Written request:
Starting at the line that contains "- legend-label: baseline: [476, 90, 503, 99]" and ending after the line that contains "- x-axis-title: 样本数量/个: [121, 140, 175, 152]", rewrite those lines with "baseline" changed to "control" and everything else left as it is.

Element and region listings

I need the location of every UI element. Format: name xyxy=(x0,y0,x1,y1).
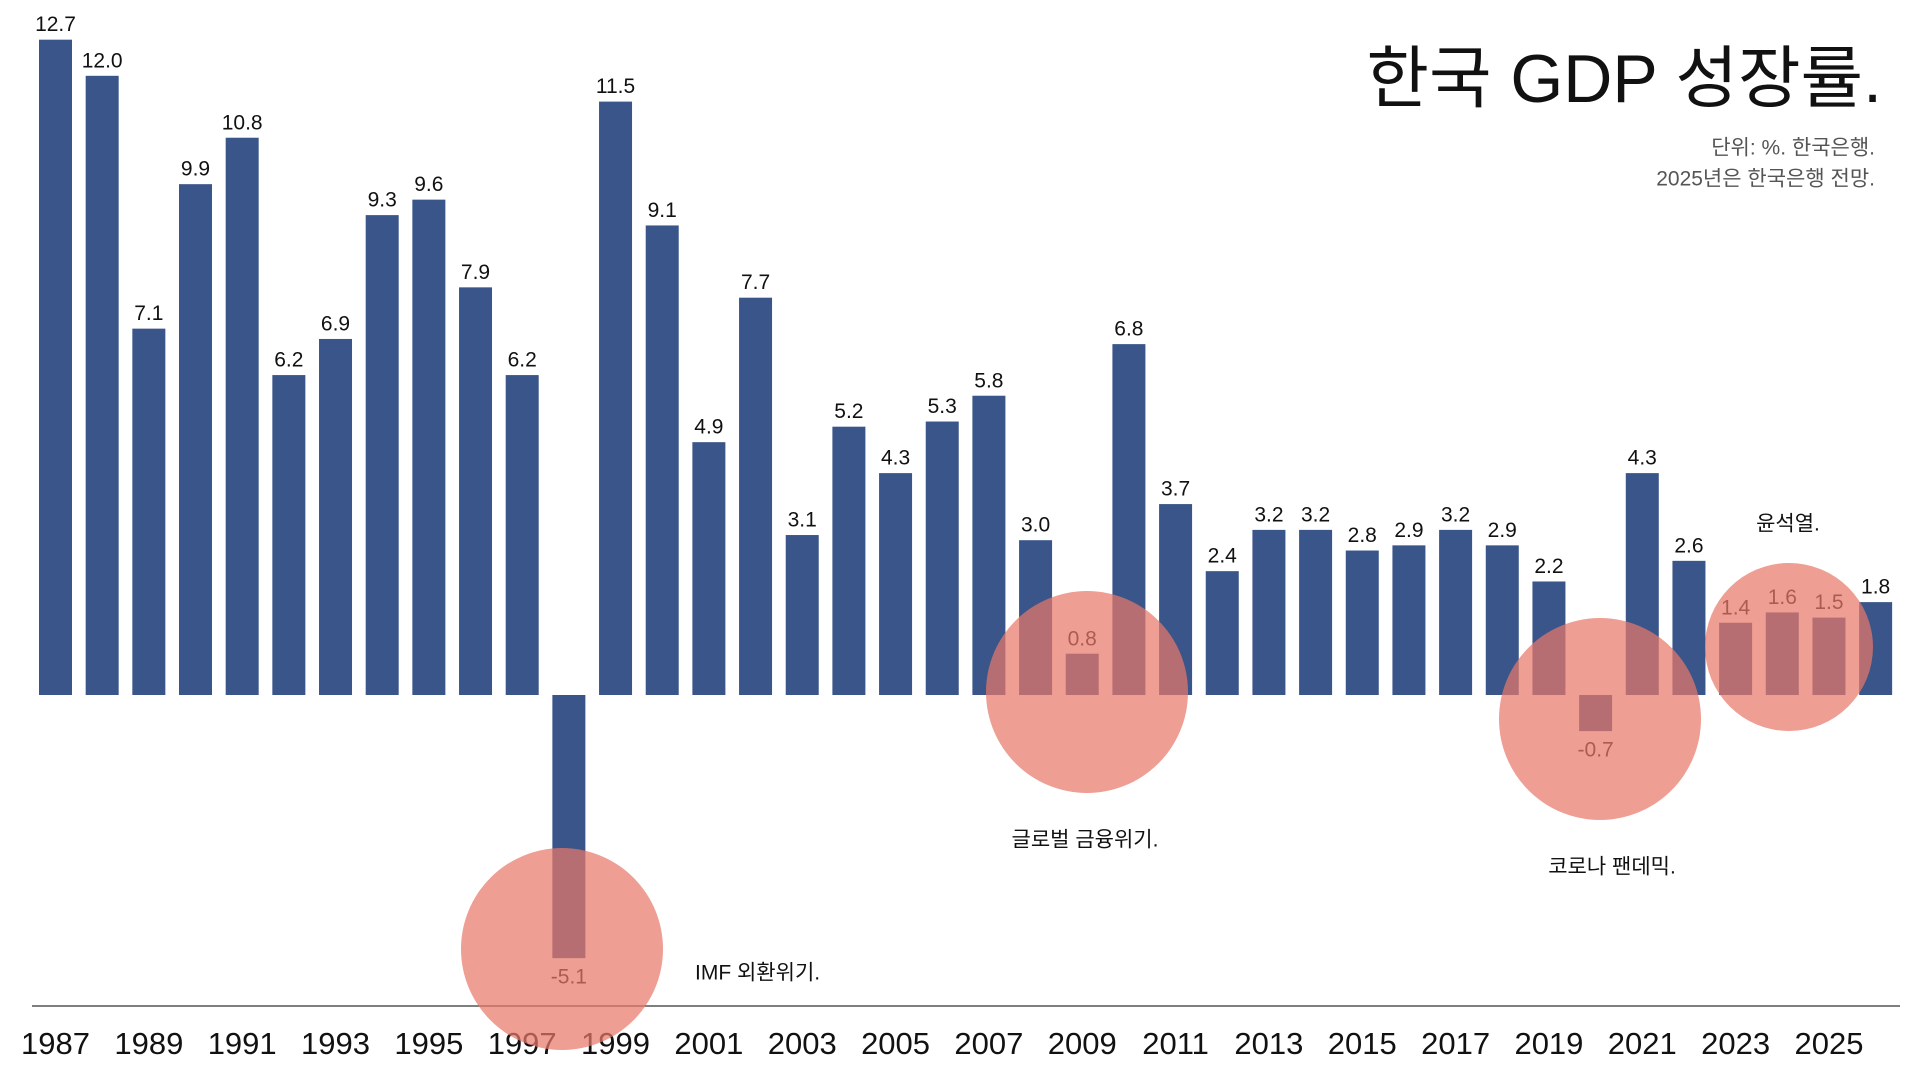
highlight-circle xyxy=(461,848,663,1050)
highlight-circle xyxy=(1499,618,1701,820)
bar xyxy=(599,101,633,696)
chart-title: 한국 GDP 성장률. xyxy=(1366,41,1882,117)
bar xyxy=(832,426,866,695)
annotation: IMF 외환위기. xyxy=(695,962,820,985)
bar xyxy=(225,137,259,696)
data-label: 3.7 xyxy=(1161,478,1190,501)
data-label: 2.6 xyxy=(1674,534,1703,557)
data-label: 3.2 xyxy=(1441,503,1470,526)
bar xyxy=(85,75,119,696)
bar xyxy=(925,421,959,695)
bar xyxy=(1252,529,1286,695)
x-tick-label: 2019 xyxy=(1514,1026,1583,1061)
x-tick-label: 2001 xyxy=(674,1026,743,1061)
data-label: 9.9 xyxy=(181,158,210,181)
x-tick-label: 1989 xyxy=(114,1026,183,1061)
bar xyxy=(692,442,726,695)
data-label: 4.3 xyxy=(881,447,910,470)
bar xyxy=(505,375,539,695)
data-label: 2.2 xyxy=(1534,555,1563,578)
annotation: 윤석열. xyxy=(1756,513,1820,536)
bar xyxy=(179,184,213,695)
bar xyxy=(365,215,399,695)
data-label: 9.6 xyxy=(414,173,443,196)
x-tick-label: 2005 xyxy=(861,1026,930,1061)
data-label: 5.2 xyxy=(834,400,863,423)
annotation: 코로나 팬데믹. xyxy=(1548,856,1676,879)
data-label: 3.2 xyxy=(1301,503,1330,526)
x-tick-label: 2007 xyxy=(954,1026,1023,1061)
bar xyxy=(39,39,72,696)
bar xyxy=(1392,545,1426,695)
bar xyxy=(1439,529,1473,695)
data-label: 2.8 xyxy=(1348,524,1377,547)
bar xyxy=(1205,571,1239,695)
x-tick-label: 2003 xyxy=(768,1026,837,1061)
bar xyxy=(459,287,493,695)
data-label: 7.9 xyxy=(461,261,490,284)
data-label: 4.3 xyxy=(1628,447,1657,470)
data-label: 12.0 xyxy=(82,49,123,72)
data-label: 5.8 xyxy=(974,369,1003,392)
bar xyxy=(645,225,679,695)
data-label: 6.2 xyxy=(274,349,303,372)
data-label: 2.9 xyxy=(1488,519,1517,542)
data-label: 1.8 xyxy=(1861,576,1890,599)
data-label: 2.9 xyxy=(1394,519,1423,542)
bar xyxy=(1345,550,1379,695)
x-tick-label: 2023 xyxy=(1701,1026,1770,1061)
x-tick-label: 2011 xyxy=(1142,1026,1209,1061)
x-tick-label: 2013 xyxy=(1234,1026,1303,1061)
x-tick-label: 1987 xyxy=(21,1026,90,1061)
x-tick-label: 1993 xyxy=(301,1026,370,1061)
x-tick-label: 1991 xyxy=(208,1026,277,1061)
data-label: 7.7 xyxy=(741,271,770,294)
highlight-circle xyxy=(1705,563,1873,731)
data-label: 2.4 xyxy=(1208,545,1238,568)
data-label: 7.1 xyxy=(134,302,163,325)
x-tick-label: 2015 xyxy=(1328,1026,1397,1061)
data-label: 9.3 xyxy=(368,189,397,212)
x-tick-label: 2017 xyxy=(1421,1026,1490,1061)
data-label: 9.1 xyxy=(648,199,677,222)
data-label: 11.5 xyxy=(596,75,635,98)
data-label: 10.8 xyxy=(222,111,263,134)
subtitle: 단위: %. 한국은행. xyxy=(1711,137,1875,160)
bar xyxy=(272,375,306,695)
x-tick-label: 1995 xyxy=(394,1026,463,1061)
data-label: 6.8 xyxy=(1114,318,1143,341)
x-tick-label: 2021 xyxy=(1608,1026,1677,1061)
data-label: 5.3 xyxy=(928,395,957,418)
highlight-circle xyxy=(986,591,1188,793)
bar xyxy=(412,199,446,695)
subtitle: 2025년은 한국은행 전망. xyxy=(1656,168,1875,191)
bar xyxy=(319,338,353,695)
data-label: 6.9 xyxy=(321,313,350,336)
data-label: 6.2 xyxy=(508,349,537,372)
bar xyxy=(785,535,819,695)
bar xyxy=(739,297,773,695)
bar xyxy=(1299,529,1333,695)
data-label: 3.1 xyxy=(788,509,817,532)
x-tick-label: 2025 xyxy=(1794,1026,1863,1061)
data-label: 3.0 xyxy=(1021,514,1050,537)
annotation: 글로벌 금융위기. xyxy=(1012,829,1159,852)
bar xyxy=(132,328,166,695)
data-label: 12.7 xyxy=(35,13,76,36)
bar xyxy=(879,473,913,695)
x-tick-label: 2009 xyxy=(1048,1026,1117,1061)
data-label: 3.2 xyxy=(1254,503,1283,526)
data-label: 4.9 xyxy=(694,416,723,439)
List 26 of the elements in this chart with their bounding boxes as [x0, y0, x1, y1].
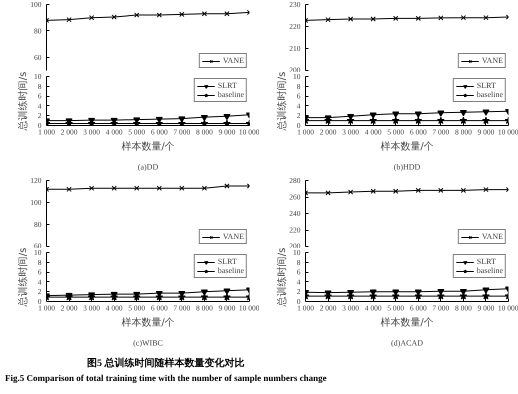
- legend-label: baseline: [476, 90, 503, 99]
- text: (b)HDD: [394, 162, 421, 172]
- legend-label: VANE: [482, 56, 503, 65]
- text: (a)DD: [138, 162, 158, 172]
- y-axis-title: 总训练时间/s: [17, 72, 29, 132]
- y-axis-title: 总训练时间/s: [17, 248, 29, 308]
- legend-label: baseline: [218, 90, 244, 99]
- x-axis-title: 样本数量/个: [121, 140, 175, 152]
- legend-label: SLRT: [218, 257, 238, 266]
- y-axis-title: 总训练时间/s: [276, 72, 288, 132]
- legend-label: VANE: [482, 232, 503, 241]
- x-axis-title: 样本数量/个: [380, 140, 434, 152]
- caption: 图5 总训练时间随样本数量变化对比: [86, 357, 246, 371]
- legend-label: baseline: [476, 266, 503, 275]
- text: (d)ACAD: [391, 338, 424, 348]
- legend-label: SLRT: [476, 81, 497, 90]
- legend-label: baseline: [218, 266, 244, 275]
- legend-label: SLRT: [476, 257, 497, 266]
- legend-label: VANE: [222, 56, 244, 65]
- x-axis-title: 样本数量/个: [380, 316, 434, 328]
- caption: Fig.5 Comparison of total training time with the number of sample numbers change: [5, 372, 327, 385]
- x-axis-title: 样本数量/个: [121, 316, 175, 328]
- text: (c)WIBC: [133, 338, 163, 348]
- y-axis-title: 总训练时间/s: [276, 248, 288, 308]
- legend-label: VANE: [222, 232, 244, 241]
- legend-label: SLRT: [218, 81, 238, 90]
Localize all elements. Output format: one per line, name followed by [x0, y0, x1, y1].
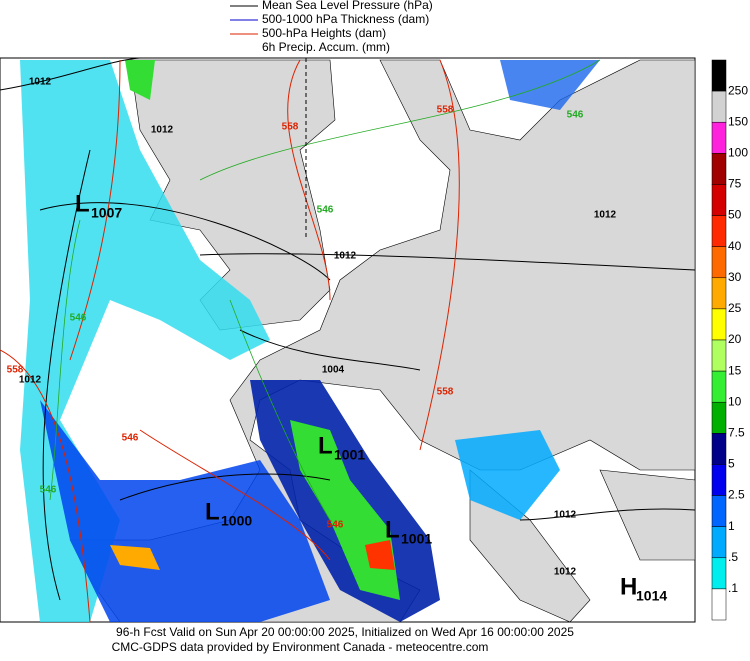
- colorbar-label: 20: [728, 332, 742, 346]
- precip-blue: [40, 400, 330, 622]
- colorbar-segment: [711, 401, 727, 434]
- precip-green-north: [125, 60, 155, 100]
- colorbar-label: .1: [728, 581, 738, 595]
- contour-label: 546: [70, 313, 87, 324]
- colorbar-segment: [711, 215, 727, 247]
- contour-label: 1012: [29, 77, 52, 88]
- pressure-center-value: 1014: [636, 588, 667, 604]
- footer-line: 96-h Fcst Valid on Sun Apr 20 00:00:00 2…: [116, 625, 574, 639]
- colorbar-segment: [711, 588, 727, 621]
- legend: Mean Sea Level Pressure (hPa)500-1000 hP…: [230, 0, 433, 54]
- contour-label: 546: [327, 520, 344, 531]
- contour-label: 1012: [19, 375, 42, 386]
- contour-label: 558: [282, 122, 299, 133]
- contour-label: 1012: [554, 567, 577, 578]
- precip-orange: [110, 545, 160, 570]
- pressure-center-letter: L: [205, 498, 220, 525]
- pressure-center-letter: L: [318, 432, 333, 459]
- colorbar-segment: [711, 90, 727, 123]
- contour-label: 546: [40, 485, 57, 496]
- colorbar-label: 2.5: [728, 488, 745, 502]
- contour-label: 546: [317, 205, 334, 216]
- pressure-center-value: 1001: [334, 447, 365, 463]
- colorbar-label: 7.5: [728, 426, 745, 440]
- colorbar-segment: [711, 433, 727, 465]
- precip-north: [500, 60, 600, 110]
- colorbar-segment: [711, 339, 727, 372]
- contour-label: 1012: [334, 251, 357, 262]
- colorbar-segment: [711, 184, 727, 216]
- colorbar-label: 5: [728, 457, 735, 471]
- colorbar-segment: [711, 277, 727, 310]
- colorbar-label: 250: [728, 83, 748, 97]
- contour-label: 558: [437, 105, 454, 116]
- contour-label: 546: [122, 433, 139, 444]
- pressure-center-value: 1007: [91, 205, 122, 221]
- contour-label: 1012: [151, 125, 174, 136]
- colorbar-label: 50: [728, 208, 742, 222]
- legend-entry: Mean Sea Level Pressure (hPa): [262, 0, 433, 12]
- legend-entry: 500-1000 hPa Thickness (dam): [262, 12, 429, 26]
- colorbar-segment: [711, 121, 727, 154]
- colorbar-segment: [711, 153, 727, 185]
- colorbar-segment: [711, 59, 727, 92]
- colorbar-segment: [711, 370, 727, 403]
- contour-label: 546: [567, 110, 584, 121]
- contour-label: 1012: [594, 210, 617, 221]
- thickness-contours: [49, 59, 601, 521]
- colorbar-label: .5: [728, 550, 738, 564]
- colorbar-label: 15: [728, 363, 742, 377]
- land-balkans: [599, 469, 696, 561]
- contour-label: 1004: [322, 365, 345, 376]
- contour-label: 558: [437, 387, 454, 398]
- colorbar-label: 75: [728, 177, 742, 191]
- colorbar-label: 30: [728, 270, 742, 284]
- colorbar-label: 1: [728, 519, 735, 533]
- colorbar-label: 150: [728, 114, 748, 128]
- legend-entry: 500-hPa Heights (dam): [262, 26, 386, 40]
- colorbar-segment: [711, 308, 727, 341]
- contour-label: 558: [7, 365, 24, 376]
- footer-line: CMC-GDPS data provided by Environment Ca…: [112, 640, 489, 654]
- pressure-contours: [0, 57, 696, 601]
- precip-red: [365, 540, 395, 570]
- colorbar-label: 25: [728, 301, 742, 315]
- pressure-center-letter: L: [385, 516, 400, 543]
- pressure-center-letter: H: [620, 573, 637, 600]
- pressure-center-value: 1000: [221, 513, 252, 529]
- pressure-center-value: 1001: [401, 531, 432, 547]
- colorbar-segment: [711, 526, 727, 559]
- colorbar-segment: [711, 495, 727, 527]
- colorbar-label: 100: [728, 146, 748, 160]
- legend-entry: 6h Precip. Accum. (mm): [262, 40, 390, 54]
- colorbar-segment: [711, 557, 727, 590]
- colorbar: 250 150 100 75 50 40 30 25 20 15 10 7.5 5 2.5 1 .5 .1: [711, 59, 748, 621]
- contour-label: 1012: [554, 510, 577, 521]
- pressure-center-letter: L: [75, 190, 90, 217]
- colorbar-segment: [711, 246, 727, 279]
- colorbar-label: 10: [728, 394, 742, 408]
- precip-adriatic: [455, 430, 560, 520]
- height-contours: [0, 59, 460, 623]
- colorbar-segment: [711, 464, 727, 496]
- colorbar-label: 40: [728, 239, 742, 253]
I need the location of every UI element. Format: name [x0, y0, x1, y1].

Final result:
- legend-label: control: [476, 90, 503, 99]
- text: (b)HDD: [394, 162, 421, 172]
- legend-label: VANE: [482, 56, 503, 65]
- text: (a)DD: [138, 162, 158, 172]
- y-axis-title: 总训练时间/s: [17, 72, 29, 132]
- y-axis-title: 总训练时间/s: [17, 248, 29, 308]
- legend-label: control: [218, 90, 244, 99]
- x-axis-title: 样本数量/个: [121, 140, 175, 152]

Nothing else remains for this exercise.